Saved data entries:
######

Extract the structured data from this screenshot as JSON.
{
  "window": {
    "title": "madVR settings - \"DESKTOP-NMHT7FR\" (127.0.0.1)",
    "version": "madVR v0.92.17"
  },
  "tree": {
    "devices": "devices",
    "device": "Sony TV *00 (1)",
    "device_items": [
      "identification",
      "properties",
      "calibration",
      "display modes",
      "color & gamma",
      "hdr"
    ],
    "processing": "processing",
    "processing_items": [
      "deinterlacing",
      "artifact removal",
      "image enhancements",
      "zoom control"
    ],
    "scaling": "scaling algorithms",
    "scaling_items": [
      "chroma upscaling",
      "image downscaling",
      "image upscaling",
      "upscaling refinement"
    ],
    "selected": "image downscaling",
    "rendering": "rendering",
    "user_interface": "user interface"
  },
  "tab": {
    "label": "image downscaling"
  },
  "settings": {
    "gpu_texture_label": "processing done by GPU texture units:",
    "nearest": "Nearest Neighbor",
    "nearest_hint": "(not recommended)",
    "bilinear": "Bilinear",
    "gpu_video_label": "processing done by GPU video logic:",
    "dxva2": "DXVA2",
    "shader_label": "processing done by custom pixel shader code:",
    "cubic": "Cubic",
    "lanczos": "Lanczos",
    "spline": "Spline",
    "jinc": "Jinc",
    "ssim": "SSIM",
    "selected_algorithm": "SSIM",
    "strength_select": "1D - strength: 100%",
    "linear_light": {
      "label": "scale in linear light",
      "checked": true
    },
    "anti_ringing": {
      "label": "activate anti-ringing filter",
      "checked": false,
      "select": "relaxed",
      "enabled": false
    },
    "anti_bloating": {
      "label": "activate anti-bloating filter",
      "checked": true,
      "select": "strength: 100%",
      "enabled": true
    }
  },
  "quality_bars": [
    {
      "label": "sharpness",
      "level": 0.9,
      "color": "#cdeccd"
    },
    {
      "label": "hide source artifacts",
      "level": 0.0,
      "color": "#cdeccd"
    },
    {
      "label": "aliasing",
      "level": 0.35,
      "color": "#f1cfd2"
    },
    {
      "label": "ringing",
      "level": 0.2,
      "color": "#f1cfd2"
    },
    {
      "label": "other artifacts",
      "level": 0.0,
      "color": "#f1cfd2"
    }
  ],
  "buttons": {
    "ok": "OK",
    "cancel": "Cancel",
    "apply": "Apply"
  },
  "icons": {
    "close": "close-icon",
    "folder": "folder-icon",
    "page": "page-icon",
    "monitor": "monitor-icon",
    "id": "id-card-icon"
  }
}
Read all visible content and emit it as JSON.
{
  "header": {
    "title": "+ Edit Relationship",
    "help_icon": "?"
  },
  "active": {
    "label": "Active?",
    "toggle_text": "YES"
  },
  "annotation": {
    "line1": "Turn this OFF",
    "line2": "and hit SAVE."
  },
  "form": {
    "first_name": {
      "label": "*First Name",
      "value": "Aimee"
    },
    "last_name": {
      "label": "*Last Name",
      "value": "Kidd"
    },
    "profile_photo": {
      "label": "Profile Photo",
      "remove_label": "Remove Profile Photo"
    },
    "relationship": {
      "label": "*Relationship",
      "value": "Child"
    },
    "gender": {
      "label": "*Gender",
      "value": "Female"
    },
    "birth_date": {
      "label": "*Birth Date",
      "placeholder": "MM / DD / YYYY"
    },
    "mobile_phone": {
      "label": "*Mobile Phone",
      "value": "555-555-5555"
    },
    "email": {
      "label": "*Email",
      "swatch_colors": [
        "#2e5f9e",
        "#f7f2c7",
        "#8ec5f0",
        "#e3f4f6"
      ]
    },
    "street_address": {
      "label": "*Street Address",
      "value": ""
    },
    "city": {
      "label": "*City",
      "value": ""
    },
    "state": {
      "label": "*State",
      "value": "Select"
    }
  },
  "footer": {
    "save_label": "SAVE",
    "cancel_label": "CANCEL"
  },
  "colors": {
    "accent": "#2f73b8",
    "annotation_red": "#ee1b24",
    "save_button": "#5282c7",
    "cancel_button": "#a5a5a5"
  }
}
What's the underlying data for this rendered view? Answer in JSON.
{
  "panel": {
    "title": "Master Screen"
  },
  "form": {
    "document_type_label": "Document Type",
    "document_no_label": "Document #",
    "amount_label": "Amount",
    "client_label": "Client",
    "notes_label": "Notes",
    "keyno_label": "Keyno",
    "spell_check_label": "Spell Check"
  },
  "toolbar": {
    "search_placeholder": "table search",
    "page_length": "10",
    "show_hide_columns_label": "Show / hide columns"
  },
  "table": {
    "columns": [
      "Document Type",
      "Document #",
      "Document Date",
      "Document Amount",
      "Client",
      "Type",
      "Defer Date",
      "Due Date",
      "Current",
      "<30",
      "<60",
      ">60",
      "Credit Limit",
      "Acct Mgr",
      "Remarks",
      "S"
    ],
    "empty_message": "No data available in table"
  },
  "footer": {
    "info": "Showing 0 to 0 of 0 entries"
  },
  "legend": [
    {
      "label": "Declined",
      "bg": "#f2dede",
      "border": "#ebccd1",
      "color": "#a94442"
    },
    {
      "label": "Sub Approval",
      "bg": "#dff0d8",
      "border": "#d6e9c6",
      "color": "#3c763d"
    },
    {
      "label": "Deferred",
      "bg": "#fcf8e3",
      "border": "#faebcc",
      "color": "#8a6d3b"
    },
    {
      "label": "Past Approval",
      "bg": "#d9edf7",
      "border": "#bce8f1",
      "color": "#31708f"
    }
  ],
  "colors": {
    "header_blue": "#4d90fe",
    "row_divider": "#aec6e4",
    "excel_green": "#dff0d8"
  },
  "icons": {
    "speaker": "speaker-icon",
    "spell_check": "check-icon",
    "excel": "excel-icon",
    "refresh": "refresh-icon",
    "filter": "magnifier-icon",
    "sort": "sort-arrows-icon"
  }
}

######

Exercise details: Reproduce the full listing word for word.

Exercise solution:
Extract the structured data from this screenshot as JSON.
{
  "window": {
    "title": "madVR settings - \"DESKTOP-NMHT7FR\" (127.0.0.1)",
    "version": "madVR v0.92.17"
  },
  "tree": {
    "devices": "devices",
    "device": "Sony TV *00 (1)",
    "device_items": [
      "identification",
      "properties",
      "calibration",
      "display modes",
      "color & gamma",
      "hdr"
    ],
    "processing": "processing",
    "processing_items": [
      "deinterlacing",
      "artifact removal",
      "image enhancements",
      "zoom control"
    ],
    "scaling": "scaling algorithms",
    "scaling_items": [
      "chroma upscaling",
      "image downscaling",
      "image upscaling",
      "upscaling refinement"
    ],
    "selected": "image downscaling",
    "rendering": "rendering",
    "user_interface": "user interface"
  },
  "tab": {
    "label": "image downscaling"
  },
  "settings": {
    "gpu_texture_label": "processing done by GPU texture units:",
    "nearest": "Nearest Neighbor",
    "nearest_hint": "(not recommended)",
    "bilinear": "Bilinear",
    "gpu_video_label": "processing done by GPU video logic:",
    "dxva2": "DXVA2",
    "shader_label": "processing done by custom pixel shader code:",
    "cubic": "Cubic",
    "lanczos": "Lanczos",
    "spline": "Spline",
    "jinc": "Jinc",
    "ssim": "SSIM",
    "selected_algorithm": "SSIM",
    "strength_select": "1D - strength: 100%",
    "linear_light": {
      "label": "scale in linear light",
      "checked": true
    },
    "anti_ringing": {
      "label": "activate anti-ringing filter",
      "checked": false,
      "select": "relaxed",
      "enabled": false
    },
    "anti_bloating": {
      "label": "activate anti-bloating filter",
      "checked": true,
      "select": "strength: 100%",
      "enabled": true
    }
  },
  "quality_bars": [
    {
      "label": "sharpness",
      "level": 0.9,
      "color": "#cdeccd"
    },
    {
      "label": "hide source artifacts",
      "level": 0.0,
      "color": "#cdeccd"
    },
    {
      "label": "aliasing",
      "level": 0.35,
      "color": "#f1cfd2"
    },
    {
      "label": "ringing",
      "level": 0.2,
      "color": "#f1cfd2"
    },
    {
      "label": "other artifacts",
      "level": 0.0,
      "color": "#f1cfd2"
    }
  ],
  "buttons": {
    "ok": "OK",
    "cancel": "Cancel",
    "apply": "Apply"
  },
  "icons": {
    "close": "close-icon",
    "folder": "folder-icon",
    "page": "page-icon",
    "monitor": "monitor-icon",
    "id": "id-card-icon"
  }
}
Read all visible content and emit it as JSON.
{
  "header": {
    "title": "+ Edit Relationship",
    "help_icon": "?"
  },
  "active": {
    "label": "Active?",
    "toggle_text": "YES"
  },
  "annotation": {
    "line1": "Turn this OFF",
    "line2": "and hit SAVE."
  },
  "form": {
    "first_name": {
      "label": "*First Name",
      "value": "Aimee"
    },
    "last_name": {
      "label": "*Last Name",
      "value": "Kidd"
    },
    "profile_photo": {
      "label": "Profile Photo",
      "remove_label": "Remove Profile Photo"
    },
    "relationship": {
      "label": "*Relationship",
      "value": "Child"
    },
    "gender": {
      "label": "*Gender",
      "value": "Female"
    },
    "birth_date": {
      "label": "*Birth Date",
      "placeholder": "MM / DD / YYYY"
    },
    "mobile_phone": {
      "label": "*Mobile Phone",
      "value": "555-555-5555"
    },
    "email": {
      "label": "*Email",
      "swatch_colors": [
        "#2e5f9e",
        "#f7f2c7",
        "#8ec5f0",
        "#e3f4f6"
      ]
    },
    "street_address": {
      "label": "*Street Address",
      "value": ""
    },
    "city": {
      "label": "*City",
      "value": ""
    },
    "state": {
      "label": "*State",
      "value": "Select"
    }
  },
  "footer": {
    "save_label": "SAVE",
    "cancel_label": "CANCEL"
  },
  "colors": {
    "accent": "#2f73b8",
    "annotation_red": "#ee1b24",
    "save_button": "#5282c7",
    "cancel_button": "#a5a5a5"
  }
}
What's the underlying data for this rendered view? Answer in JSON.
{
  "panel": {
    "title": "Master Screen"
  },
  "form": {
    "document_type_label": "Document Type",
    "document_no_label": "Document #",
    "amount_label": "Amount",
    "client_label": "Client",
    "notes_label": "Notes",
    "keyno_label": "Keyno",
    "spell_check_label": "Spell Check"
  },
  "toolbar": {
    "search_placeholder": "table search",
    "page_length": "10",
    "show_hide_columns_label": "Show / hide columns"
  },
  "table": {
    "columns": [
      "Document Type",
      "Document #",
      "Document Date",
      "Document Amount",
      "Client",
      "Type",
      "Defer Date",
      "Due Date",
      "Current",
      "<30",
      "<60",
      ">60",
      "Credit Limit",
      "Acct Mgr",
      "Remarks",
      "S"
    ],
    "empty_message": "No data available in table"
  },
  "footer": {
    "info": "Showing 0 to 0 of 0 entries"
  },
  "legend": [
    {
      "label": "Declined",
      "bg": "#f2dede",
      "border": "#ebccd1",
      "color": "#a94442"
    },
    {
      "label": "Sub Approval",
      "bg": "#dff0d8",
      "border": "#d6e9c6",
      "color": "#3c763d"
    },
    {
      "label": "Deferred",
      "bg": "#fcf8e3",
      "border": "#faebcc",
      "color": "#8a6d3b"
    },
    {
      "label": "Past Approval",
      "bg": "#d9edf7",
      "border": "#bce8f1",
      "color": "#31708f"
    }
  ],
  "colors": {
    "header_blue": "#4d90fe",
    "row_divider": "#aec6e4",
    "excel_green": "#dff0d8"
  },
  "icons": {
    "speaker": "speaker-icon",
    "spell_check": "check-icon",
    "excel": "excel-icon",
    "refresh": "refresh-icon",
    "filter": "magnifier-icon",
    "sort": "sort-arrows-icon"
  }
}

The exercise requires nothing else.